►

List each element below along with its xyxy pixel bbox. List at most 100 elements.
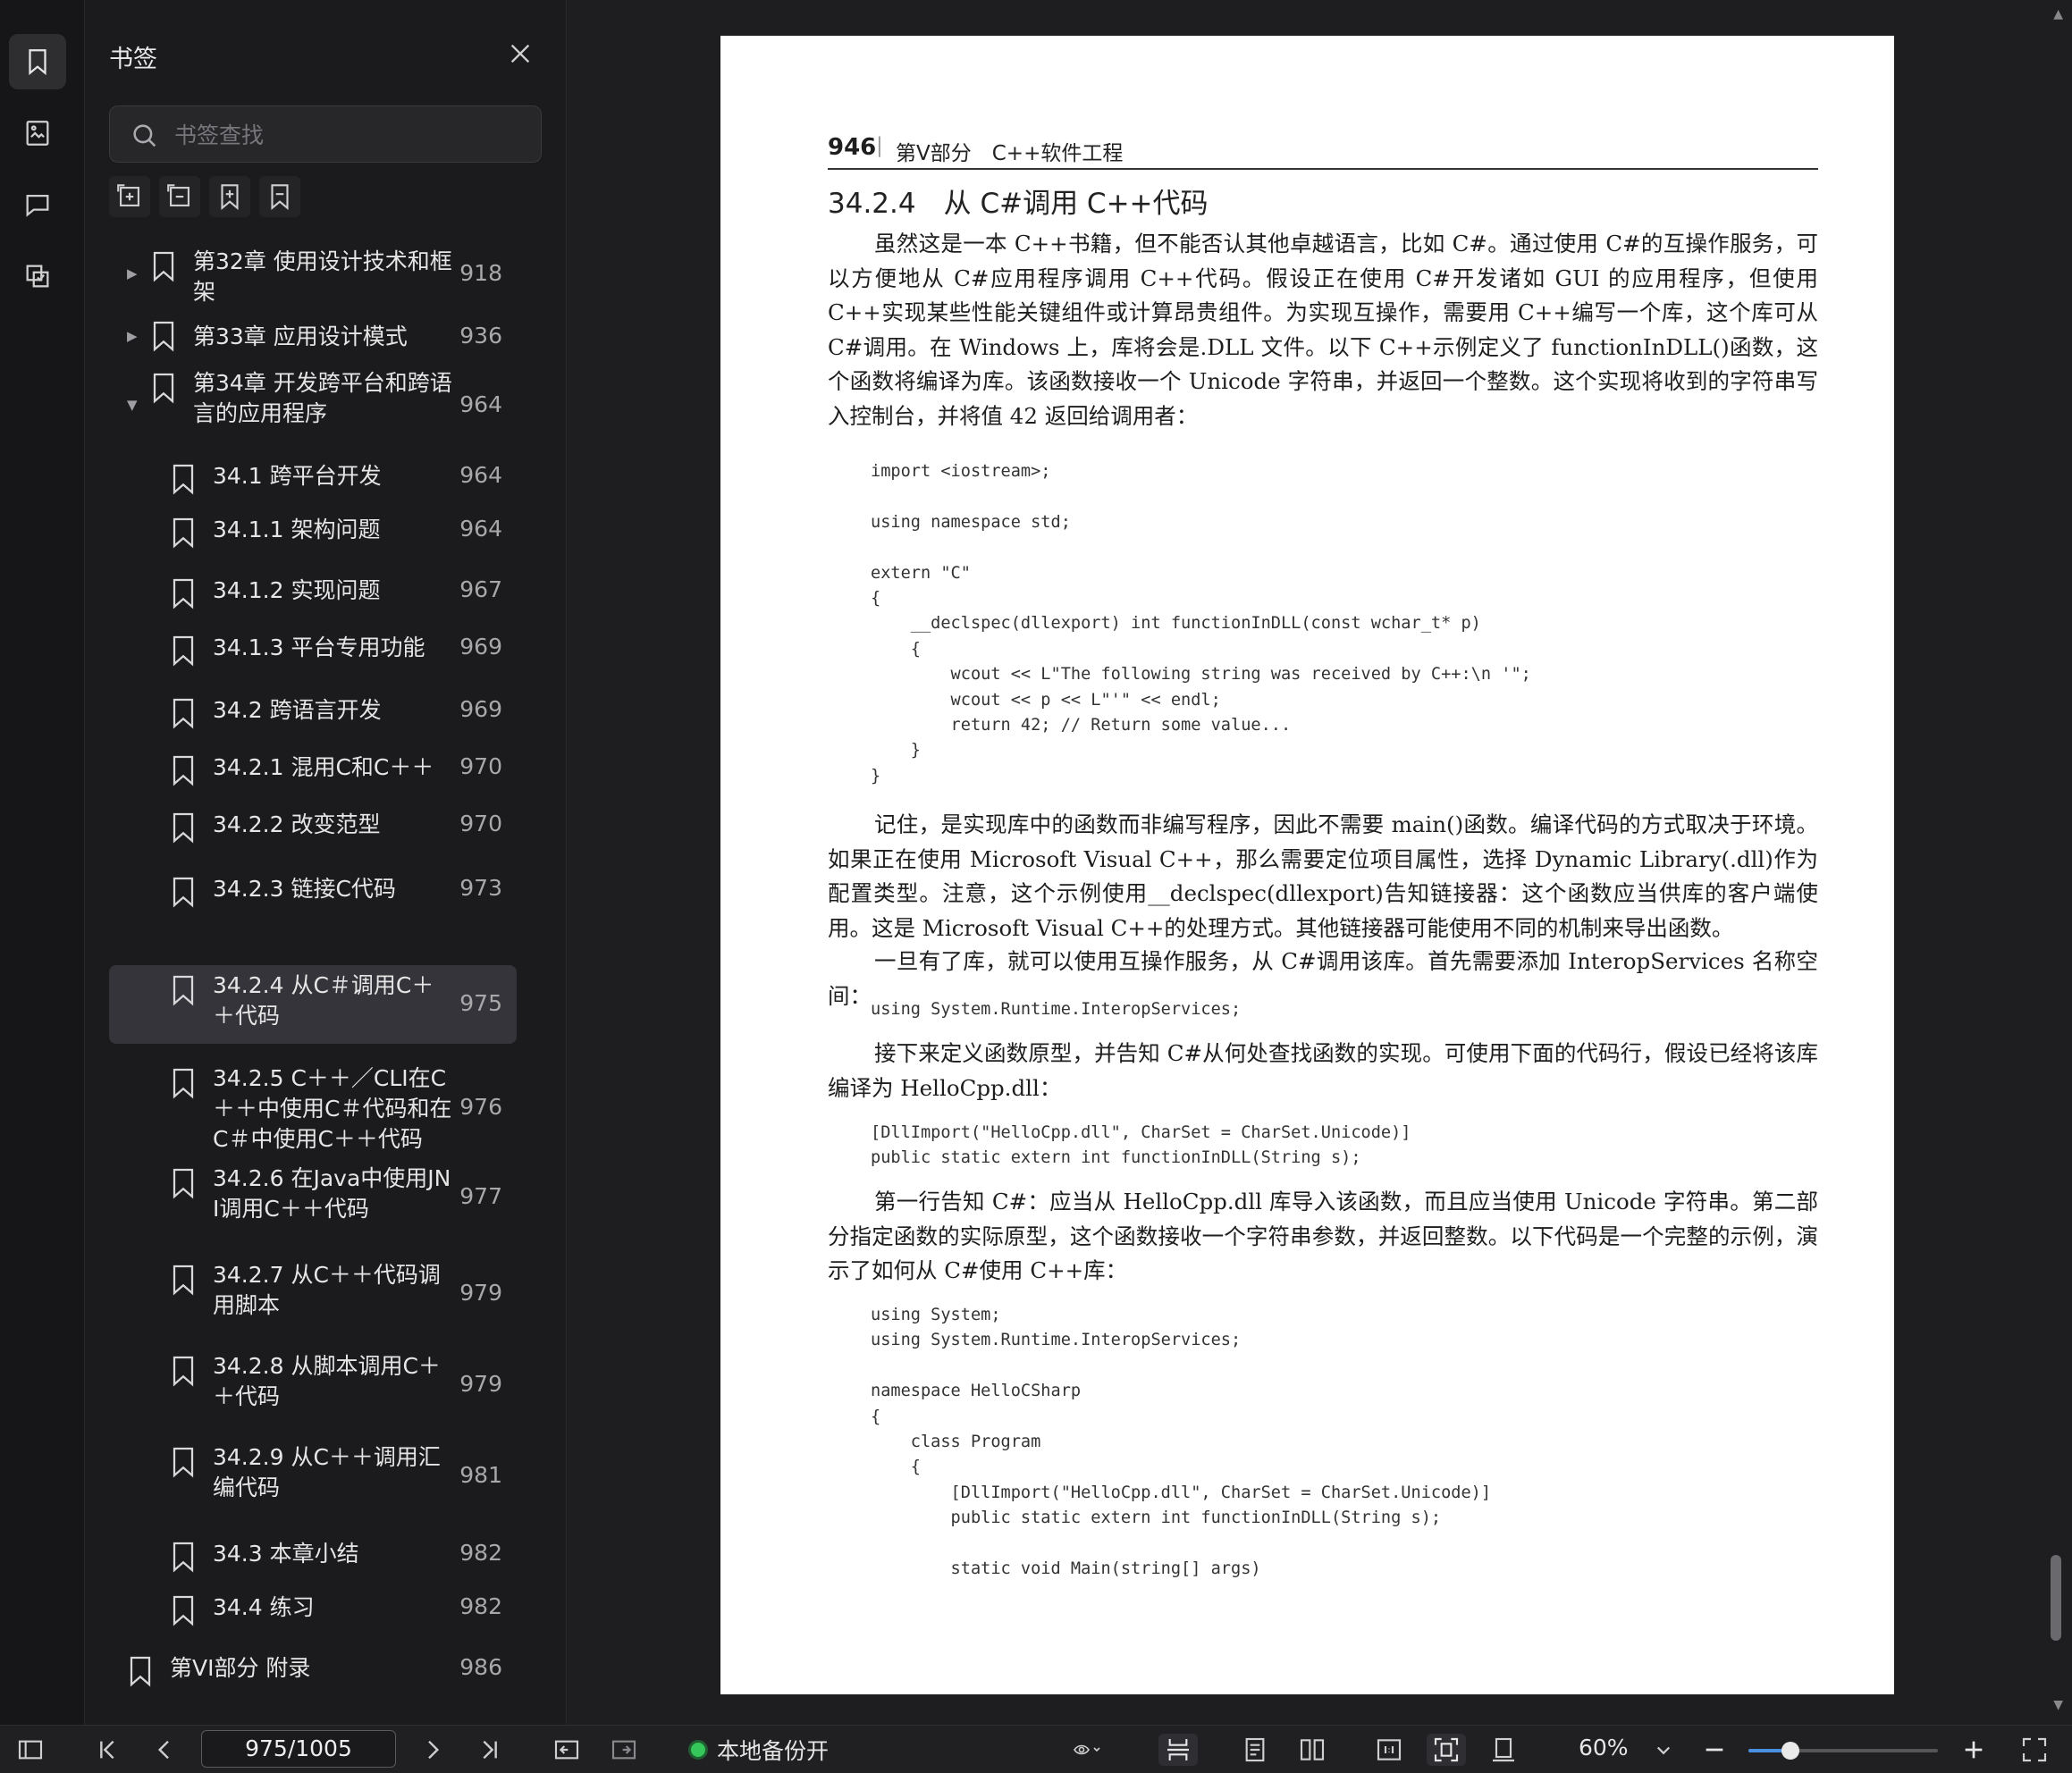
previous-page-icon[interactable] [147, 1734, 182, 1766]
next-page-icon[interactable] [415, 1734, 451, 1766]
single-page-icon[interactable] [1235, 1734, 1275, 1766]
bookmark-item[interactable]: 34.2.7 从C＋＋代码调用脚本 979 [109, 1255, 517, 1333]
bookmark-icon [127, 1655, 154, 1687]
bookmark-item[interactable]: ▶ 第33章 应用设计模式 936 [109, 311, 517, 363]
bookmark-item[interactable]: 34.3 本章小结 982 [109, 1532, 517, 1576]
bookmark-item[interactable]: ▶ 第32章 使用设计技术和框架 918 [109, 241, 517, 307]
bookmark-page: 977 [459, 1183, 502, 1209]
forward-icon[interactable] [606, 1734, 642, 1766]
local-backup-status[interactable]: 本地备份开 [688, 1735, 829, 1765]
bookmark-icon [170, 1355, 197, 1387]
fullscreen-icon[interactable] [2017, 1734, 2052, 1766]
continuous-scroll-icon[interactable] [1158, 1734, 1198, 1766]
bookmark-item[interactable]: 34.1.3 平台专用功能 969 [109, 626, 517, 670]
bookmark-item[interactable]: 34.2.2 改变范型 970 [109, 802, 517, 847]
expand-arrow-icon[interactable]: ▶ [127, 328, 138, 344]
bookmark-label: 34.1.3 平台专用功能 [213, 634, 425, 660]
bookmark-icon [170, 577, 197, 609]
bookmark-item[interactable]: 34.2.9 从C＋＋调用汇编代码 981 [109, 1437, 517, 1516]
bookmark-icon [170, 811, 197, 844]
zoom-dropdown-icon[interactable] [1650, 1734, 1677, 1766]
code-block: import <iostream>; using namespace std; … [871, 462, 1531, 786]
bookmark-label: 34.2.1 混用C和C＋＋ [213, 754, 434, 780]
thumbnails-tab-icon[interactable] [9, 105, 66, 161]
left-icon-rail [0, 0, 85, 1725]
search-input[interactable] [173, 115, 530, 155]
close-icon[interactable] [506, 39, 535, 68]
expand-arrow-icon[interactable]: ▶ [127, 265, 138, 281]
bookmark-label: 34.2.5 C＋＋／CLI在C＋＋中使用C＃代码和在C＃中使用C＋＋代码 [213, 1065, 452, 1152]
paragraph: 虽然这是一本 C++书籍，但不能否认其他卓越语言，比如 C#。通过使用 C#的互… [828, 231, 1818, 429]
code-block: [DllImport("HelloCpp.dll", CharSet = Cha… [871, 1123, 1411, 1168]
zoom-in-icon[interactable] [1956, 1734, 1992, 1766]
actual-size-icon[interactable] [1369, 1734, 1409, 1766]
bookmark-item[interactable]: 34.2.6 在Java中使用JNI调用C＋＋代码 977 [109, 1158, 517, 1237]
bookmark-label: 34.1.1 架构问题 [213, 517, 381, 542]
bookmark-label: 第34章 开发跨平台和跨语言的应用程序 [193, 370, 452, 426]
bookmark-icon [170, 634, 197, 667]
back-icon[interactable] [549, 1734, 585, 1766]
panel-title: 书签 [109, 46, 157, 73]
bookmark-item[interactable]: 34.2.1 混用C和C＋＋ 970 [109, 745, 517, 790]
bookmark-icon [170, 974, 197, 1006]
zoom-slider-knob[interactable] [1781, 1742, 1799, 1760]
first-page-icon[interactable] [89, 1734, 125, 1766]
paragraph: 记住，是实现库中的函数而非编写程序，因此不需要 main()函数。编译代码的方式… [828, 811, 1818, 941]
bookmark-page: 986 [459, 1654, 502, 1680]
last-page-icon[interactable] [472, 1734, 508, 1766]
bookmark-item[interactable]: 34.2 跨语言开发 969 [109, 688, 517, 733]
bookmark-label: 34.3 本章小结 [213, 1541, 359, 1567]
bookmark-page: 970 [459, 811, 502, 836]
double-page-icon[interactable] [1293, 1734, 1332, 1766]
comments-tab-icon[interactable] [9, 177, 66, 232]
extract-tab-icon[interactable] [9, 248, 66, 304]
bookmark-search[interactable] [109, 105, 542, 163]
bookmark-page: 918 [459, 260, 502, 286]
fit-page-icon[interactable] [1427, 1734, 1466, 1766]
bookmark-item[interactable]: 34.1.2 实现问题 967 [109, 568, 517, 613]
sidebar-toggle-icon[interactable] [13, 1734, 48, 1766]
bookmark-label: 34.2.3 链接C代码 [213, 876, 396, 902]
bookmark-page: 967 [459, 576, 502, 602]
bookmark-item[interactable]: 第VI部分 附录 986 [109, 1646, 517, 1691]
zoom-slider[interactable] [1748, 1742, 1938, 1760]
bookmark-item[interactable]: 34.1 跨平台开发 964 [109, 454, 517, 499]
fit-width-icon[interactable] [1484, 1734, 1523, 1766]
collapse-arrow-icon[interactable]: ▼ [127, 397, 138, 413]
bookmark-item[interactable]: 34.2.8 从脚本调用C＋＋代码 979 [109, 1346, 517, 1424]
bookmark-item[interactable]: 34.4 练习 982 [109, 1585, 517, 1630]
bookmark-item[interactable]: 34.2.3 链接C代码 973 [109, 867, 517, 912]
bookmark-icon [170, 1264, 197, 1296]
bookmark-icon [170, 1167, 197, 1199]
zoom-level[interactable]: 60% [1579, 1735, 1629, 1760]
remove-bookmark-icon[interactable] [259, 176, 300, 217]
paragraph: 接下来定义函数原型，并告知 C#从何处查找函数的实现。可使用下面的代码行，假设已… [828, 1040, 1818, 1101]
page-number-field[interactable]: 975/1005 [201, 1730, 396, 1768]
bookmark-page: 979 [459, 1280, 502, 1306]
page-header: 946 第Ⅴ部分 C++软件工程 [828, 100, 1818, 170]
bookmark-icon [150, 250, 177, 282]
bookmark-icon [170, 1446, 197, 1478]
expand-all-icon[interactable] [109, 176, 150, 217]
document-page: 946 第Ⅴ部分 C++软件工程 34.2.4 从 C#调用 C++代码 虽然这… [720, 36, 1894, 1694]
bookmark-item[interactable]: 34.2.5 C＋＋／CLI在C＋＋中使用C＃代码和在C＃中使用C＋＋代码 976 [109, 1058, 517, 1158]
bookmark-label: 34.2 跨语言开发 [213, 697, 382, 723]
collapse-all-icon[interactable] [159, 176, 200, 217]
status-dot-icon [688, 1740, 708, 1760]
bookmark-item[interactable]: ▼ 第34章 开发跨平台和跨语言的应用程序 964 [109, 363, 517, 449]
scroll-up-icon[interactable]: ▲ [2053, 7, 2063, 21]
page-number: 946 [828, 134, 877, 161]
bookmark-page: 982 [459, 1593, 502, 1619]
bookmark-item[interactable]: 34.2.4 从C＃调用C＋＋代码 975 [109, 965, 517, 1044]
scroll-down-icon[interactable]: ▼ [2053, 1698, 2063, 1712]
bookmark-item[interactable]: 34.1.1 架构问题 964 [109, 508, 517, 552]
document-scrollbar[interactable] [2051, 1555, 2061, 1641]
add-bookmark-icon[interactable] [209, 176, 250, 217]
section-title: 34.2.4 从 C#调用 C++代码 [828, 188, 1209, 220]
zoom-out-icon[interactable] [1697, 1734, 1732, 1766]
bookmark-label: 34.1 跨平台开发 [213, 463, 382, 489]
eye-protection-icon[interactable] [1060, 1734, 1114, 1766]
code-block: using System.Runtime.InteropServices; [871, 1000, 1242, 1019]
bookmark-page: 964 [459, 462, 502, 488]
bookmarks-tab-icon[interactable] [9, 34, 66, 89]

◄

Copy out all of the data above word for word, without the pictures.

* [Reply]:
List each element below along with its xyxy pixel bbox. List at most 100 elements.
previous-page-icon[interactable] [147, 1734, 182, 1766]
next-page-icon[interactable] [415, 1734, 451, 1766]
single-page-icon[interactable] [1235, 1734, 1275, 1766]
bookmark-item[interactable]: 34.2.7 从C＋＋代码调用脚本 979 [109, 1255, 517, 1333]
bookmark-icon [127, 1655, 154, 1687]
bookmark-item[interactable]: ▶ 第33章 应用设计模式 936 [109, 311, 517, 363]
bookmark-item[interactable]: 34.3 本章小结 982 [109, 1532, 517, 1576]
bookmark-item[interactable]: ▶ 第32章 使用设计技术和框架 918 [109, 241, 517, 307]
bookmark-page: 977 [459, 1183, 502, 1209]
forward-icon[interactable] [606, 1734, 642, 1766]
local-backup-status[interactable]: 本地备份开 [688, 1735, 829, 1765]
bookmark-icon [170, 1355, 197, 1387]
fullscreen-icon[interactable] [2017, 1734, 2052, 1766]
continuous-scroll-icon[interactable] [1158, 1734, 1198, 1766]
bookmark-item[interactable]: 34.1.3 平台专用功能 969 [109, 626, 517, 670]
bookmark-item[interactable]: 34.2.2 改变范型 970 [109, 802, 517, 847]
expand-arrow-icon[interactable]: ▶ [127, 328, 138, 344]
bookmark-label: 34.1.3 平台专用功能 [213, 634, 425, 660]
bookmark-icon [170, 577, 197, 609]
bookmark-item[interactable]: 34.2.9 从C＋＋调用汇编代码 981 [109, 1437, 517, 1516]
bookmark-icon [170, 811, 197, 844]
zoom-dropdown-icon[interactable] [1650, 1734, 1677, 1766]
code-block: import <iostream>; using namespace std; … [871, 462, 1531, 786]
bookmark-label: 34.2.1 混用C和C＋＋ [213, 754, 434, 780]
thumbnails-tab-icon[interactable] [9, 105, 66, 161]
left-icon-rail [0, 0, 85, 1725]
search-input[interactable] [173, 115, 530, 155]
close-icon[interactable] [506, 39, 535, 68]
expand-arrow-icon[interactable]: ▶ [127, 265, 138, 281]
bookmark-label: 34.2.5 C＋＋／CLI在C＋＋中使用C＃代码和在C＃中使用C＋＋代码 [213, 1065, 452, 1152]
paragraph: 虽然这是一本 C++书籍，但不能否认其他卓越语言，比如 C#。通过使用 C#的互… [828, 231, 1818, 429]
code-block: [DllImport("HelloCpp.dll", CharSet = Cha… [871, 1123, 1411, 1168]
zoom-in-icon[interactable] [1956, 1734, 1992, 1766]
actual-size-icon[interactable] [1369, 1734, 1409, 1766]
bookmark-item[interactable]: 34.2.6 在Java中使用JNI调用C＋＋代码 977 [109, 1158, 517, 1237]
bookmark-label: 34.1.1 架构问题 [213, 517, 381, 542]
bookmark-label: 第34章 开发跨平台和跨语言的应用程序 [193, 370, 452, 426]
bookmark-icon [170, 634, 197, 667]
back-icon[interactable] [549, 1734, 585, 1766]
panel-title: 书签 [109, 46, 157, 73]
bookmark-item[interactable]: 34.2.1 混用C和C＋＋ 970 [109, 745, 517, 790]
bookmark-icon [170, 974, 197, 1006]
zoom-slider-knob[interactable] [1781, 1742, 1799, 1760]
first-page-icon[interactable] [89, 1734, 125, 1766]
paragraph: 记住，是实现库中的函数而非编写程序，因此不需要 main()函数。编译代码的方式… [828, 811, 1818, 941]
bookmark-page: 986 [459, 1654, 502, 1680]
last-page-icon[interactable] [472, 1734, 508, 1766]
bookmark-item[interactable]: 34.2 跨语言开发 969 [109, 688, 517, 733]
bookmark-label: 34.3 本章小结 [213, 1541, 359, 1567]
bookmark-page: 970 [459, 811, 502, 836]
double-page-icon[interactable] [1293, 1734, 1332, 1766]
comments-tab-icon[interactable] [9, 177, 66, 232]
extract-tab-icon[interactable] [9, 248, 66, 304]
bookmark-search[interactable] [109, 105, 542, 163]
bookmark-page: 918 [459, 260, 502, 286]
fit-page-icon[interactable] [1427, 1734, 1466, 1766]
bookmark-item[interactable]: 34.1.2 实现问题 967 [109, 568, 517, 613]
sidebar-toggle-icon[interactable] [13, 1734, 48, 1766]
bookmark-label: 34.2.3 链接C代码 [213, 876, 396, 902]
bookmark-page: 967 [459, 576, 502, 602]
bookmark-item[interactable]: 第VI部分 附录 986 [109, 1646, 517, 1691]
zoom-slider[interactable] [1748, 1742, 1938, 1760]
bookmark-item[interactable]: 34.1 跨平台开发 964 [109, 454, 517, 499]
fit-width-icon[interactable] [1484, 1734, 1523, 1766]
collapse-arrow-icon[interactable]: ▼ [127, 397, 138, 413]
bookmark-item[interactable]: 34.2.8 从脚本调用C＋＋代码 979 [109, 1346, 517, 1424]
bookmark-item[interactable]: 34.4 练习 982 [109, 1585, 517, 1630]
bookmark-item[interactable]: 34.2.3 链接C代码 973 [109, 867, 517, 912]
bookmark-icon [170, 1264, 197, 1296]
bookmark-icon [170, 1167, 197, 1199]
zoom-level[interactable]: 60% [1579, 1735, 1629, 1760]
remove-bookmark-icon[interactable] [259, 176, 300, 217]
paragraph: 接下来定义函数原型，并告知 C#从何处查找函数的实现。可使用下面的代码行，假设已… [828, 1040, 1818, 1101]
page-number-field[interactable]: 975/1005 [201, 1730, 396, 1768]
bookmark-page: 979 [459, 1280, 502, 1306]
page-header: 946 第Ⅴ部分 C++软件工程 [828, 100, 1818, 170]
bookmark-icon [150, 250, 177, 282]
bookmark-icon [170, 1446, 197, 1478]
expand-all-icon[interactable] [109, 176, 150, 217]
document-page: 946 第Ⅴ部分 C++软件工程 34.2.4 从 C#调用 C++代码 虽然这… [720, 36, 1894, 1694]
bookmark-item[interactable]: 34.2.5 C＋＋／CLI在C＋＋中使用C＃代码和在C＃中使用C＋＋代码 976 [109, 1058, 517, 1158]
bookmark-label: 34.2 跨语言开发 [213, 697, 382, 723]
collapse-all-icon[interactable] [159, 176, 200, 217]
status-dot-icon [688, 1740, 708, 1760]
bookmark-item[interactable]: ▼ 第34章 开发跨平台和跨语言的应用程序 964 [109, 363, 517, 449]
scroll-up-icon[interactable]: ▲ [2053, 7, 2063, 21]
page-number: 946 [828, 134, 877, 161]
bookmark-page: 982 [459, 1593, 502, 1619]
bookmark-item[interactable]: 34.2.4 从C＃调用C＋＋代码 975 [109, 965, 517, 1044]
scroll-down-icon[interactable]: ▼ [2053, 1698, 2063, 1712]
bookmark-item[interactable]: 34.1.1 架构问题 964 [109, 508, 517, 552]
document-scrollbar[interactable] [2051, 1555, 2061, 1641]
add-bookmark-icon[interactable] [209, 176, 250, 217]
section-title: 34.2.4 从 C#调用 C++代码 [828, 188, 1209, 220]
zoom-out-icon[interactable] [1697, 1734, 1732, 1766]
bookmark-label: 34.1 跨平台开发 [213, 463, 382, 489]
eye-protection-icon[interactable] [1060, 1734, 1114, 1766]
code-block: using System.Runtime.InteropServices; [871, 1000, 1242, 1019]
bookmark-page: 964 [459, 462, 502, 488]
bookmarks-tab-icon[interactable] [9, 34, 66, 89]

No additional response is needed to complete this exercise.